__GIVEN DATA__.

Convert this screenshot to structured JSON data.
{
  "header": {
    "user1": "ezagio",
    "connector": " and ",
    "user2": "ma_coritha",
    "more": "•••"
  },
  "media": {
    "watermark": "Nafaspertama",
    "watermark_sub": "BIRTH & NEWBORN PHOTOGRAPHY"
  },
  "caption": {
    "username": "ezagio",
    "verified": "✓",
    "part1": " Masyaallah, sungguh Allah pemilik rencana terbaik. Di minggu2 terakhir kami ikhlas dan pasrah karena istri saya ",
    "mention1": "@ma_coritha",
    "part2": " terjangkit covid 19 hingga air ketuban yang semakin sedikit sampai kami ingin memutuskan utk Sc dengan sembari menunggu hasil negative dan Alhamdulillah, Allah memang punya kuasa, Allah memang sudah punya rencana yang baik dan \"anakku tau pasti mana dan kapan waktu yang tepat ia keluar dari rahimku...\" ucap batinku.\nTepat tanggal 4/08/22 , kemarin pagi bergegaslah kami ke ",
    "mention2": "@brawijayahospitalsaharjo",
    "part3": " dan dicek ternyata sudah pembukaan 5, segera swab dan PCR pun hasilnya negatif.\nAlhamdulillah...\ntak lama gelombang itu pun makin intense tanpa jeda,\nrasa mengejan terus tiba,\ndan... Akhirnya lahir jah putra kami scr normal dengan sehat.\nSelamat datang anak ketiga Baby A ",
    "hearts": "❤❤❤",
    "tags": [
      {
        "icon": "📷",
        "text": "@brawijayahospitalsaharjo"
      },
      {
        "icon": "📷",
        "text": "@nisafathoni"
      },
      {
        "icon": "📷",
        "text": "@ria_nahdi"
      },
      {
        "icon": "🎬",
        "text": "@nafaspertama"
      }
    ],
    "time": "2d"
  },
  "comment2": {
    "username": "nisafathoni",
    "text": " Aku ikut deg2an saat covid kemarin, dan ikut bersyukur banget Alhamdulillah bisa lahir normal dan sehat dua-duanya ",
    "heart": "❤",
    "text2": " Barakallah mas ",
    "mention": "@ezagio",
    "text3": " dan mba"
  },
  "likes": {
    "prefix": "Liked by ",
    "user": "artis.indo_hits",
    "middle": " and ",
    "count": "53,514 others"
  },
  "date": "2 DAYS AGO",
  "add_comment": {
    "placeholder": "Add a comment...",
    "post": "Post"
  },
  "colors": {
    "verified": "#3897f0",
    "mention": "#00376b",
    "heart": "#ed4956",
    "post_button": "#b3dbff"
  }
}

__WHAT THIS TASK INVOLVES__. Generate an exact reproduction of all entries.

__TASK ANSWER__.
Convert this screenshot to structured JSON data.
{
  "header": {
    "user1": "ezagio",
    "connector": " and ",
    "user2": "ma_coritha",
    "more": "•••"
  },
  "media": {
    "watermark": "Nafaspertama",
    "watermark_sub": "BIRTH & NEWBORN PHOTOGRAPHY"
  },
  "caption": {
    "username": "ezagio",
    "verified": "✓",
    "part1": " Masyaallah, sungguh Allah pemilik rencana terbaik. Di minggu2 terakhir kami ikhlas dan pasrah karena istri saya ",
    "mention1": "@ma_coritha",
    "part2": " terjangkit covid 19 hingga air ketuban yang semakin sedikit sampai kami ingin memutuskan utk Sc dengan sembari menunggu hasil negative dan Alhamdulillah, Allah memang punya kuasa, Allah memang sudah punya rencana yang baik dan \"anakku tau pasti mana dan kapan waktu yang tepat ia keluar dari rahimku...\" ucap batinku.\nTepat tanggal 4/08/22 , kemarin pagi bergegaslah kami ke ",
    "mention2": "@brawijayahospitalsaharjo",
    "part3": " dan dicek ternyata sudah pembukaan 5, segera swab dan PCR pun hasilnya negatif.\nAlhamdulillah...\ntak lama gelombang itu pun makin intense tanpa jeda,\nrasa mengejan terus tiba,\ndan... Akhirnya lahir jah putra kami scr normal dengan sehat.\nSelamat datang anak ketiga Baby A ",
    "hearts": "❤❤❤",
    "tags": [
      {
        "icon": "📷",
        "text": "@brawijayahospitalsaharjo"
      },
      {
        "icon": "📷",
        "text": "@nisafathoni"
      },
      {
        "icon": "📷",
        "text": "@ria_nahdi"
      },
      {
        "icon": "🎬",
        "text": "@nafaspertama"
      }
    ],
    "time": "2d"
  },
  "comment2": {
    "username": "nisafathoni",
    "text": " Aku ikut deg2an saat covid kemarin, dan ikut bersyukur banget Alhamdulillah bisa lahir normal dan sehat dua-duanya ",
    "heart": "❤",
    "text2": " Barakallah mas ",
    "mention": "@ezagio",
    "text3": " dan mba"
  },
  "likes": {
    "prefix": "Liked by ",
    "user": "artis.indo_hits",
    "middle": " and ",
    "count": "53,514 others"
  },
  "date": "2 DAYS AGO",
  "add_comment": {
    "placeholder": "Add a comment...",
    "post": "Post"
  },
  "colors": {
    "verified": "#3897f0",
    "mention": "#00376b",
    "heart": "#ed4956",
    "post_button": "#b3dbff"
  }
}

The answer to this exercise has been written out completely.